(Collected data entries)
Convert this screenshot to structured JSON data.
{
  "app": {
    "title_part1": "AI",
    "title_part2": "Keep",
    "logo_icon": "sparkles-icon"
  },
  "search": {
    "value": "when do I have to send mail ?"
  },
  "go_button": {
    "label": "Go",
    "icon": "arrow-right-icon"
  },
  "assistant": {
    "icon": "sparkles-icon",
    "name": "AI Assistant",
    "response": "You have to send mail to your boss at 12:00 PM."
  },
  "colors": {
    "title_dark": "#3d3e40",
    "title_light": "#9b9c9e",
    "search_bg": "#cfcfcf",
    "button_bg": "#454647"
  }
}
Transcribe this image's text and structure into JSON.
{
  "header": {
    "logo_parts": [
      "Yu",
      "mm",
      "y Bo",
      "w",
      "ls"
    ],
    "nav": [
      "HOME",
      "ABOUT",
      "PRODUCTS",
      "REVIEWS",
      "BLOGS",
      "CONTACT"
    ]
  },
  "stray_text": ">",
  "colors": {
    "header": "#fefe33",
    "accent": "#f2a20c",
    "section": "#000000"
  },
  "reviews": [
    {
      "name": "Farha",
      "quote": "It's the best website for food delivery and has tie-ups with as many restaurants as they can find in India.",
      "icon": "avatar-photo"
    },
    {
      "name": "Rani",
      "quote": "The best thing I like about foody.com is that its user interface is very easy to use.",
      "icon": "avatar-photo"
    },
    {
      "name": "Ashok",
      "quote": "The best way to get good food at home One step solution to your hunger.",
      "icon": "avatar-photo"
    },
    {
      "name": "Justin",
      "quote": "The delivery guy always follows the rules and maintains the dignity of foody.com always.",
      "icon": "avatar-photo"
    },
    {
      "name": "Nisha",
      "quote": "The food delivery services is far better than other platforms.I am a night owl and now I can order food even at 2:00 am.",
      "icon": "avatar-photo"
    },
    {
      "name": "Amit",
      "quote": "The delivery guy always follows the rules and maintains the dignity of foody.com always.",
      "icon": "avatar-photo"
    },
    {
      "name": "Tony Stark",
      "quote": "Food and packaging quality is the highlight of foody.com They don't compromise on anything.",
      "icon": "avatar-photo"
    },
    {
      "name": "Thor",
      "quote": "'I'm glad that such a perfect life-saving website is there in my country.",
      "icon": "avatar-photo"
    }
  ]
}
* * *
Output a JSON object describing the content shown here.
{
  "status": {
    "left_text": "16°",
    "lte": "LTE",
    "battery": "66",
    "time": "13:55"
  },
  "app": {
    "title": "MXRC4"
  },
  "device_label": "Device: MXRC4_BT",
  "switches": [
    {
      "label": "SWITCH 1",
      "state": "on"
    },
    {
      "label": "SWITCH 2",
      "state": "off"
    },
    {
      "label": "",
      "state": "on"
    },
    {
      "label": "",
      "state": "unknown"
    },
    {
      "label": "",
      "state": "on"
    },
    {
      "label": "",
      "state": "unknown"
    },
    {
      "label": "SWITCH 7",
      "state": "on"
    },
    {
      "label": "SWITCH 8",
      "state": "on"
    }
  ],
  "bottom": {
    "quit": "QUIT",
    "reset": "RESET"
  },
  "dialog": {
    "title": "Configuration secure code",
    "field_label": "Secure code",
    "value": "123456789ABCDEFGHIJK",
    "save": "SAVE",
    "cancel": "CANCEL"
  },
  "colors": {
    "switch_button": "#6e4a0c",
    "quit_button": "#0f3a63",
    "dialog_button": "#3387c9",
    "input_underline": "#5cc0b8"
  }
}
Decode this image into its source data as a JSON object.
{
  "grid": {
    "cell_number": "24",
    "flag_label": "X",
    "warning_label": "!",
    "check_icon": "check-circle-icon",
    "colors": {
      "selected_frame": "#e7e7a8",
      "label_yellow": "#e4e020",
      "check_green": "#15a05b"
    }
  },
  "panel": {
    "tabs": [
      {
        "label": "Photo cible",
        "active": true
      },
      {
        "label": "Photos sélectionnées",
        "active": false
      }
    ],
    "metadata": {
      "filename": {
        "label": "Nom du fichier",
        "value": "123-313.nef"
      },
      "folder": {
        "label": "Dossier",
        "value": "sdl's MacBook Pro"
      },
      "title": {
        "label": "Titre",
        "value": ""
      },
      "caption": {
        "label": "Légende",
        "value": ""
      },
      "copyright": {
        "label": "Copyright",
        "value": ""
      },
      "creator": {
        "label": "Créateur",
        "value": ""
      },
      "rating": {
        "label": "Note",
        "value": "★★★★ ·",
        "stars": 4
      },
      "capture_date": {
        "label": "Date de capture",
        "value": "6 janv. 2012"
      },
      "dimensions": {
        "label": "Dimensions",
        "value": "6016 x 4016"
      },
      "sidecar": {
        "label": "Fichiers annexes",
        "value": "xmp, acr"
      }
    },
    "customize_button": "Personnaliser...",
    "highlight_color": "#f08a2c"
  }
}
--
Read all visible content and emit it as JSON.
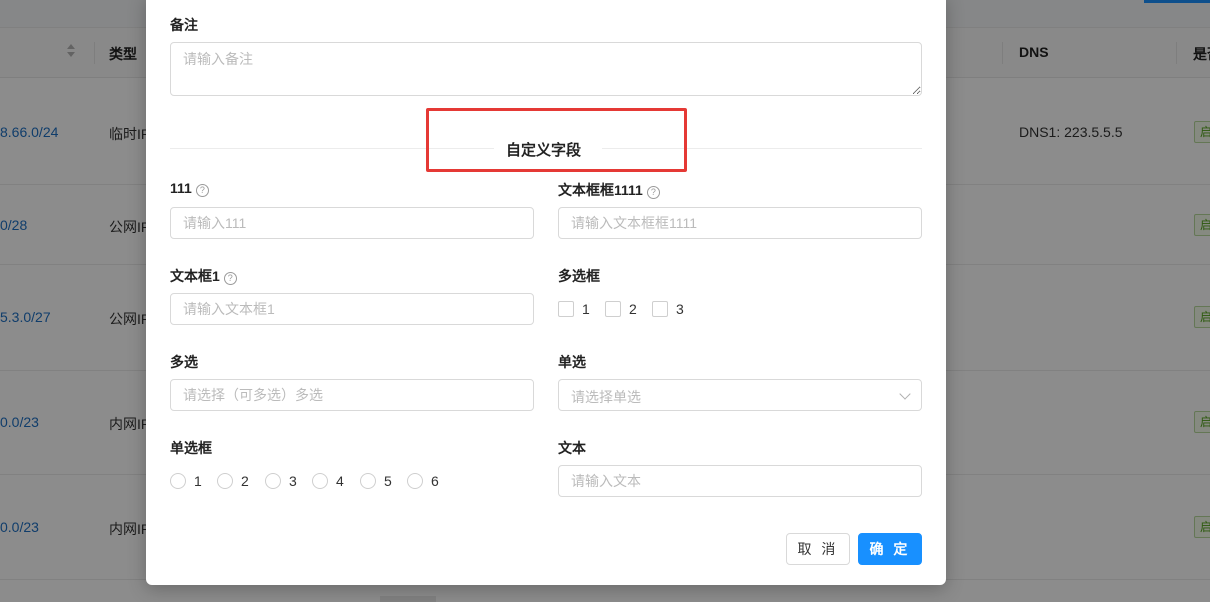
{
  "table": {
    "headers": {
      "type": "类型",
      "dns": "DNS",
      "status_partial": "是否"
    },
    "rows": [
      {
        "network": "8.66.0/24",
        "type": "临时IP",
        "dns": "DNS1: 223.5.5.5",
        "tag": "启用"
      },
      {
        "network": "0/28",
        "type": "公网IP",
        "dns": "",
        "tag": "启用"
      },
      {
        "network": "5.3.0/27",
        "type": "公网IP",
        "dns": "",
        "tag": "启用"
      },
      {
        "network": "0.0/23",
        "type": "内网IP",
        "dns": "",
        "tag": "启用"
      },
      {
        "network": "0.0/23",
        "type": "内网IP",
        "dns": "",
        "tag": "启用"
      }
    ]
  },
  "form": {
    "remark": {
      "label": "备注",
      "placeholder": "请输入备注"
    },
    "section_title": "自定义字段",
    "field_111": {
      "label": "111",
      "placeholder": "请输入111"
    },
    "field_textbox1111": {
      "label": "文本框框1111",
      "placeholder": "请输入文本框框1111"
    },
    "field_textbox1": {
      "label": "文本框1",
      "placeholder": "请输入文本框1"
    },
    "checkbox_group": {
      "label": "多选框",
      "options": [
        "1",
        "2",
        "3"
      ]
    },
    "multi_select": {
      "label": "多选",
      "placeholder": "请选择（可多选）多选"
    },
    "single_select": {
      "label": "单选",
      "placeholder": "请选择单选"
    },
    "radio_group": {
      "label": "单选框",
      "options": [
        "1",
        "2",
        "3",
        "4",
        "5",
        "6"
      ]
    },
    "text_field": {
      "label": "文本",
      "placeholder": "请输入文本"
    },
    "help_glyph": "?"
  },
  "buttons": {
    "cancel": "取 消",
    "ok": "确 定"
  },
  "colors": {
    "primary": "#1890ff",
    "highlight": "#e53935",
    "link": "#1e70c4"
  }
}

(Work to do):
Using the material above, gather every line that includes "your".

(Exercise output):
    "response": "You have to send mail to your boss at 12:00 PM."
      "quote": "The best way to get good food at home One step solution to your hunger.",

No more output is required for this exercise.